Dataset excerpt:

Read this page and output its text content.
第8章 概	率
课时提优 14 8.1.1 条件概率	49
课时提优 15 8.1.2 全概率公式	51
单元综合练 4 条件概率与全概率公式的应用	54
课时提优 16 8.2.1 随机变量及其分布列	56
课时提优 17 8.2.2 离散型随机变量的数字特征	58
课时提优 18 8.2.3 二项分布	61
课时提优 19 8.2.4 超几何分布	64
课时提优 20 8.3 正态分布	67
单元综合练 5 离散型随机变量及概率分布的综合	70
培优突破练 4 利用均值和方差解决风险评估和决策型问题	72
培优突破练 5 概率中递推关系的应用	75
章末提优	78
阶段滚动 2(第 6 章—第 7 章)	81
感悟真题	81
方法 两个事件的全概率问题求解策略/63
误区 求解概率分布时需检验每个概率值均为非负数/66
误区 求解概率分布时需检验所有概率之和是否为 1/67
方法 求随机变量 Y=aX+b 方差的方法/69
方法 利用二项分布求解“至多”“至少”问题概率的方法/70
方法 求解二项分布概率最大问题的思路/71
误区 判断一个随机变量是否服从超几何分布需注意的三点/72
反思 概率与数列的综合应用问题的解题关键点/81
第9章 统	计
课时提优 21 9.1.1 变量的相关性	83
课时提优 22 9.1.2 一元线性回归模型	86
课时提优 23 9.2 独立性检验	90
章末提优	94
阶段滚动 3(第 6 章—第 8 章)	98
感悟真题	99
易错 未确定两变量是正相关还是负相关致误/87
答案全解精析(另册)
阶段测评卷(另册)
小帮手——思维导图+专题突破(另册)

> **Requirement**: Transcribe every entry word for word.

> **Response for this exercise**:
Read this page and output its text content.
第8章 概	率
课时提优 14 8.1.1 条件概率	49
课时提优 15 8.1.2 全概率公式	51
单元综合练 4 条件概率与全概率公式的应用	54
课时提优 16 8.2.1 随机变量及其分布列	56
课时提优 17 8.2.2 离散型随机变量的数字特征	58
课时提优 18 8.2.3 二项分布	61
课时提优 19 8.2.4 超几何分布	64
课时提优 20 8.3 正态分布	67
单元综合练 5 离散型随机变量及概率分布的综合	70
培优突破练 4 利用均值和方差解决风险评估和决策型问题	72
培优突破练 5 概率中递推关系的应用	75
章末提优	78
阶段滚动 2(第 6 章—第 7 章)	81
感悟真题	81
方法 两个事件的全概率问题求解策略/63
误区 求解概率分布时需检验每个概率值均为非负数/66
误区 求解概率分布时需检验所有概率之和是否为 1/67
方法 求随机变量 Y=aX+b 方差的方法/69
方法 利用二项分布求解“至多”“至少”问题概率的方法/70
方法 求解二项分布概率最大问题的思路/71
误区 判断一个随机变量是否服从超几何分布需注意的三点/72
反思 概率与数列的综合应用问题的解题关键点/81
第9章 统	计
课时提优 21 9.1.1 变量的相关性	83
课时提优 22 9.1.2 一元线性回归模型	86
课时提优 23 9.2 独立性检验	90
章末提优	94
阶段滚动 3(第 6 章—第 8 章)	98
感悟真题	99
易错 未确定两变量是正相关还是负相关致误/87
答案全解精析(另册)
阶段测评卷(另册)
小帮手——思维导图+专题突破(另册)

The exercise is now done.